Saved data entries
BEGIN

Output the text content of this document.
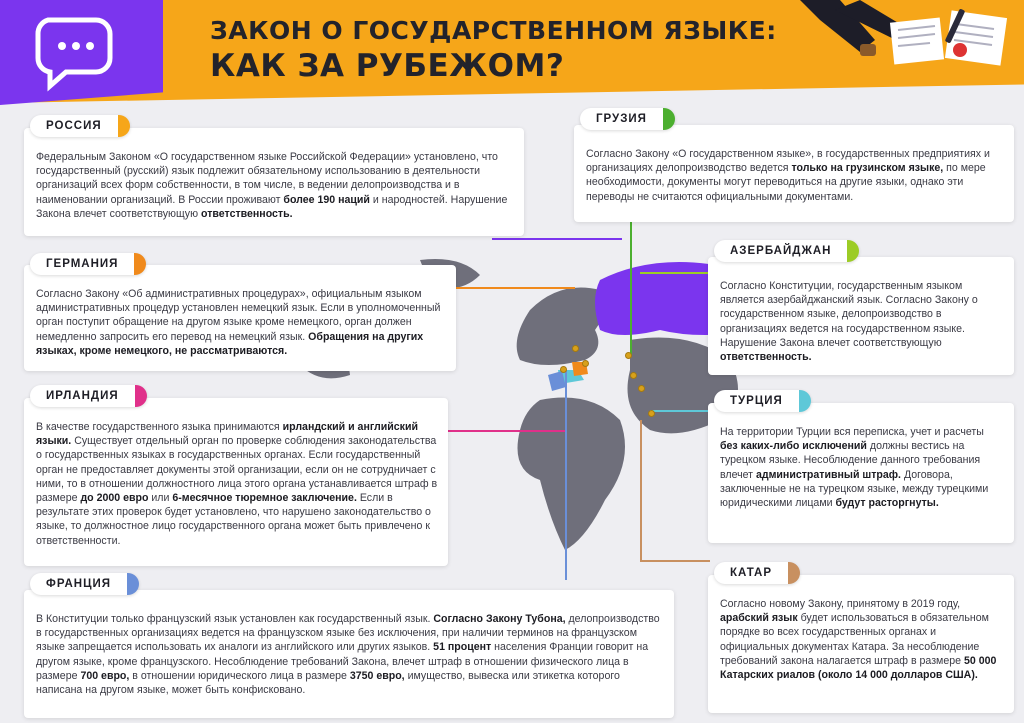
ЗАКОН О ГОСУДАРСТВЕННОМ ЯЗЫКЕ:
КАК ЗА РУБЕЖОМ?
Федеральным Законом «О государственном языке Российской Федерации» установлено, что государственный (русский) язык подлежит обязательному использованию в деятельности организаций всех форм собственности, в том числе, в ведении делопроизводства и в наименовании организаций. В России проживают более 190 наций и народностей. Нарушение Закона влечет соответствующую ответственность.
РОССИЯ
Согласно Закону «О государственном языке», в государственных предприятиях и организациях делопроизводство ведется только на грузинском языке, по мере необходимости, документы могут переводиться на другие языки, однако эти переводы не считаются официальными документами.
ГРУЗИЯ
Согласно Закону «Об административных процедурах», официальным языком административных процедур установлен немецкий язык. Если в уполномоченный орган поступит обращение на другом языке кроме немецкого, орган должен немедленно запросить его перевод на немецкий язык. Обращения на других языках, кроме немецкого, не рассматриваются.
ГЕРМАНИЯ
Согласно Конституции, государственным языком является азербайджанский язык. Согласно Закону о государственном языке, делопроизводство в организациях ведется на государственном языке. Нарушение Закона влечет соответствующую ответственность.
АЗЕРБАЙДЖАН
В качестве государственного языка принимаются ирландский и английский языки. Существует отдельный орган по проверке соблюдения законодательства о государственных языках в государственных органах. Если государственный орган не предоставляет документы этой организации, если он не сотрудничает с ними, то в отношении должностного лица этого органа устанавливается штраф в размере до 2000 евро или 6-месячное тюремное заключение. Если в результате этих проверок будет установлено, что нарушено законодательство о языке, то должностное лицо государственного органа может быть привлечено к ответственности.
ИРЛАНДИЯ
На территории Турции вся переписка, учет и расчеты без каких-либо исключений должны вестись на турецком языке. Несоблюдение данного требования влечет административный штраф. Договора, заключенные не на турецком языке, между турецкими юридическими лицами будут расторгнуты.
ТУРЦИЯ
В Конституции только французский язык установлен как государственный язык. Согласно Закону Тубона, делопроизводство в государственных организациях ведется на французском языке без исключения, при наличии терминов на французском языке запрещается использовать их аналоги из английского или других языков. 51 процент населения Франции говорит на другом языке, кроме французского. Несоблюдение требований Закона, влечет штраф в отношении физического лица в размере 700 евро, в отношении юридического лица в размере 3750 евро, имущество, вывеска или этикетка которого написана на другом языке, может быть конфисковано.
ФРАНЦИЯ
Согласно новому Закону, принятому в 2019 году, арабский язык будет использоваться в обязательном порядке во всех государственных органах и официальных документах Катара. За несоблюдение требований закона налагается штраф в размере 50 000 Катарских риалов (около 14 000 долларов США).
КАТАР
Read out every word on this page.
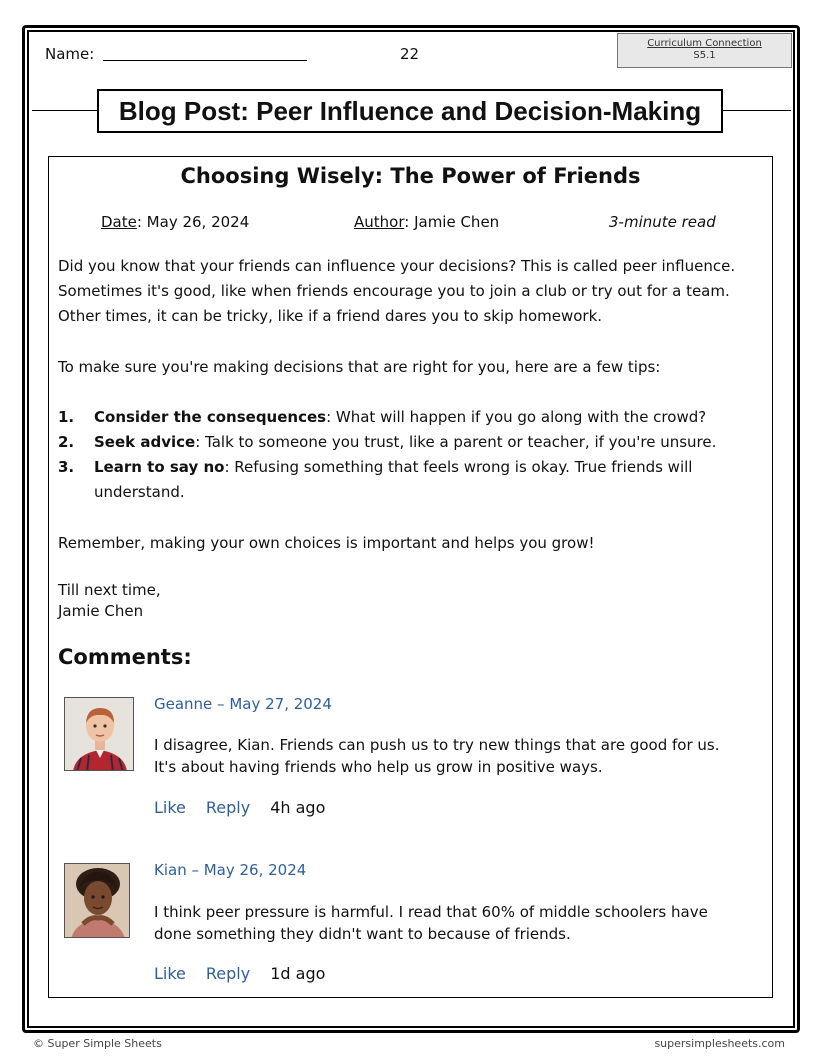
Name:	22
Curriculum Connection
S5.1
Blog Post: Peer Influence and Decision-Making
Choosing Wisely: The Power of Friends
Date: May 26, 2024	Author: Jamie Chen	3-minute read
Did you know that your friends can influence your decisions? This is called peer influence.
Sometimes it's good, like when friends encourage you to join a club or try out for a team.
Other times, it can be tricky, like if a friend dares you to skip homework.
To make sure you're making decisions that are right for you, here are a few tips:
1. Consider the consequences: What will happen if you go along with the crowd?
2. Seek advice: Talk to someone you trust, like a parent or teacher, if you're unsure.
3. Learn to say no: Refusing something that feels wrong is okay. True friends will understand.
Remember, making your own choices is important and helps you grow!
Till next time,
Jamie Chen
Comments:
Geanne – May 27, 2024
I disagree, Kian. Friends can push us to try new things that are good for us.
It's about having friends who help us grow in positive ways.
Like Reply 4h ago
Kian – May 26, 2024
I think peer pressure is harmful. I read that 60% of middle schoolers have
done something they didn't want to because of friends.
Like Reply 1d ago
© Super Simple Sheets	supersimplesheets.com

END

▶ _Goal_:
Using the material above, set down every line exactly, but skip the pictures.

▶ _The reply_:
Output the text content of this document.
ЗАКОН О ГОСУДАРСТВЕННОМ ЯЗЫКЕ:
КАК ЗА РУБЕЖОМ?
Федеральным Законом «О государственном языке Российской Федерации» установлено, что государственный (русский) язык подлежит обязательному использованию в деятельности организаций всех форм собственности, в том числе, в ведении делопроизводства и в наименовании организаций. В России проживают более 190 наций и народностей. Нарушение Закона влечет соответствующую ответственность.
РОССИЯ
Согласно Закону «О государственном языке», в государственных предприятиях и организациях делопроизводство ведется только на грузинском языке, по мере необходимости, документы могут переводиться на другие языки, однако эти переводы не считаются официальными документами.
ГРУЗИЯ
Согласно Закону «Об административных процедурах», официальным языком административных процедур установлен немецкий язык. Если в уполномоченный орган поступит обращение на другом языке кроме немецкого, орган должен немедленно запросить его перевод на немецкий язык. Обращения на других языках, кроме немецкого, не рассматриваются.
ГЕРМАНИЯ
Согласно Конституции, государственным языком является азербайджанский язык. Согласно Закону о государственном языке, делопроизводство в организациях ведется на государственном языке. Нарушение Закона влечет соответствующую ответственность.
АЗЕРБАЙДЖАН
В качестве государственного языка принимаются ирландский и английский языки. Существует отдельный орган по проверке соблюдения законодательства о государственных языках в государственных органах. Если государственный орган не предоставляет документы этой организации, если он не сотрудничает с ними, то в отношении должностного лица этого органа устанавливается штраф в размере до 2000 евро или 6-месячное тюремное заключение. Если в результате этих проверок будет установлено, что нарушено законодательство о языке, то должностное лицо государственного органа может быть привлечено к ответственности.
ИРЛАНДИЯ
На территории Турции вся переписка, учет и расчеты без каких-либо исключений должны вестись на турецком языке. Несоблюдение данного требования влечет административный штраф. Договора, заключенные не на турецком языке, между турецкими юридическими лицами будут расторгнуты.
ТУРЦИЯ
В Конституции только французский язык установлен как государственный язык. Согласно Закону Тубона, делопроизводство в государственных организациях ведется на французском языке без исключения, при наличии терминов на французском языке запрещается использовать их аналоги из английского или других языков. 51 процент населения Франции говорит на другом языке, кроме французского. Несоблюдение требований Закона, влечет штраф в отношении физического лица в размере 700 евро, в отношении юридического лица в размере 3750 евро, имущество, вывеска или этикетка которого написана на другом языке, может быть конфисковано.
ФРАНЦИЯ
Согласно новому Закону, принятому в 2019 году, арабский язык будет использоваться в обязательном порядке во всех государственных органах и официальных документах Катара. За несоблюдение требований закона налагается штраф в размере 50 000 Катарских риалов (около 14 000 долларов США).
КАТАР
Read out every word on this page.
Name:	22
Curriculum Connection
S5.1
Blog Post: Peer Influence and Decision-Making
Choosing Wisely: The Power of Friends
Date: May 26, 2024	Author: Jamie Chen	3-minute read
Did you know that your friends can influence your decisions? This is called peer influence.
Sometimes it's good, like when friends encourage you to join a club or try out for a team.
Other times, it can be tricky, like if a friend dares you to skip homework.
To make sure you're making decisions that are right for you, here are a few tips:
1. Consider the consequences: What will happen if you go along with the crowd?
2. Seek advice: Talk to someone you trust, like a parent or teacher, if you're unsure.
3. Learn to say no: Refusing something that feels wrong is okay. True friends will understand.
Remember, making your own choices is important and helps you grow!
Till next time,
Jamie Chen
Comments:
Geanne – May 27, 2024
I disagree, Kian. Friends can push us to try new things that are good for us.
It's about having friends who help us grow in positive ways.
Like Reply 4h ago
Kian – May 26, 2024
I think peer pressure is harmful. I read that 60% of middle schoolers have
done something they didn't want to because of friends.
Like Reply 1d ago
© Super Simple Sheets	supersimplesheets.com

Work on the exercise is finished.